> **Data entries**:
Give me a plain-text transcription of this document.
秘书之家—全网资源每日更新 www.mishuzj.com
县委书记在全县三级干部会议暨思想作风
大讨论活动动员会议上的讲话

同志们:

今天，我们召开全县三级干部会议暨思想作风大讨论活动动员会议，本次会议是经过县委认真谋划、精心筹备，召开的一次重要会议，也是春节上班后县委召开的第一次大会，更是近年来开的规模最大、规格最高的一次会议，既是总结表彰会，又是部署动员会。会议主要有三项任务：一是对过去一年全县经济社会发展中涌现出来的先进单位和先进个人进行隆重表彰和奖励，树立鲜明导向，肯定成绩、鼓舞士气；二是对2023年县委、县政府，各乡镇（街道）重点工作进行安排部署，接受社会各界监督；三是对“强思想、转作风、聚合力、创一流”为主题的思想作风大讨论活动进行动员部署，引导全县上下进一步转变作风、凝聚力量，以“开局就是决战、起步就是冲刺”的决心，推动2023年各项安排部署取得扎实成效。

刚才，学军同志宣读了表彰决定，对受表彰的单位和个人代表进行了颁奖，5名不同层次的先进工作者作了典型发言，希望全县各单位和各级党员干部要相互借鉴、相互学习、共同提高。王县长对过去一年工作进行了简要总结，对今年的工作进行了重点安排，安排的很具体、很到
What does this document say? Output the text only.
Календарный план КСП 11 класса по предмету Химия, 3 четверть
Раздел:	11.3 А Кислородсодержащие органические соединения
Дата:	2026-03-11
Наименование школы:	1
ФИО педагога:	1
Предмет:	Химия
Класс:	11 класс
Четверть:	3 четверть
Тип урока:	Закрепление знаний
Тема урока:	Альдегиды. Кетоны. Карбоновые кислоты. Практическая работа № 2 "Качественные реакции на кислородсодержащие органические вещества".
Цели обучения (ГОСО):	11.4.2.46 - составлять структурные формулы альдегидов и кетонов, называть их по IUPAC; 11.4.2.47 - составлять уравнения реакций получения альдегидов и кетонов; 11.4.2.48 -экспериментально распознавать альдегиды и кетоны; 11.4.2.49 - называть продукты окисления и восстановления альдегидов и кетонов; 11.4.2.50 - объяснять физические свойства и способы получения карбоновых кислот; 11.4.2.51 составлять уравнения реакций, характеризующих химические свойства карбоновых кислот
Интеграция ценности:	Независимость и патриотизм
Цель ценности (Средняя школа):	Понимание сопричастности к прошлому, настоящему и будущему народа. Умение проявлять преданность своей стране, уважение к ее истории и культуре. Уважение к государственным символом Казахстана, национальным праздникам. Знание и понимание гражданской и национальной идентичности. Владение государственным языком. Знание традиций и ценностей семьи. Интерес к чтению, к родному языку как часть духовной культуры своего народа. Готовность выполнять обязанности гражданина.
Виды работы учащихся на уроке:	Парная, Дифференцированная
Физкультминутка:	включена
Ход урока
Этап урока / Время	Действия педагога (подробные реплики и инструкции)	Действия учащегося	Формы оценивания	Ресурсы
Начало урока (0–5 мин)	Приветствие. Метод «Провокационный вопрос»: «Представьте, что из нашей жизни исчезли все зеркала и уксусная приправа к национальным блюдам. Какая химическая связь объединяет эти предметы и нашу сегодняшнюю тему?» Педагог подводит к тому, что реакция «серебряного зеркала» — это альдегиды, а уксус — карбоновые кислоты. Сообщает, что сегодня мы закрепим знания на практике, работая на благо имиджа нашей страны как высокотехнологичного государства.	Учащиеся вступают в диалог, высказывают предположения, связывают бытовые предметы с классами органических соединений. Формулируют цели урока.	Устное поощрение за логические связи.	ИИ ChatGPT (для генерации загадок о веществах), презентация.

> **GIVEN PROBLEM**: Find the lines with the string "кислоты" and reproduce them.

> **FINAL ANSWER**:
Тема урока:	Альдегиды. Кетоны. Карбоновые кислоты. Практическая работа № 2 "Качественные реакции на кислородсодержащие органические вещества".
Начало урока (0–5 мин)	Приветствие. Метод «Провокационный вопрос»: «Представьте, что из нашей жизни исчезли все зеркала и уксусная приправа к национальным блюдам. Какая химическая связь объединяет эти предметы и нашу сегодняшнюю тему?» Педагог подводит к тому, что реакция «серебряного зеркала» — это альдегиды, а уксус — карбоновые кислоты. Сообщает, что сегодня мы закрепим знания на практике, работая на благо имиджа нашей страны как высокотехнологичного государства.	Учащиеся вступают в диалог, высказывают предположения, связывают бытовые предметы с классами органических соединений. Формулируют цели урока.	Устное поощрение за логические связи.	ИИ ChatGPT (для генерации загадок о веществах), презентация.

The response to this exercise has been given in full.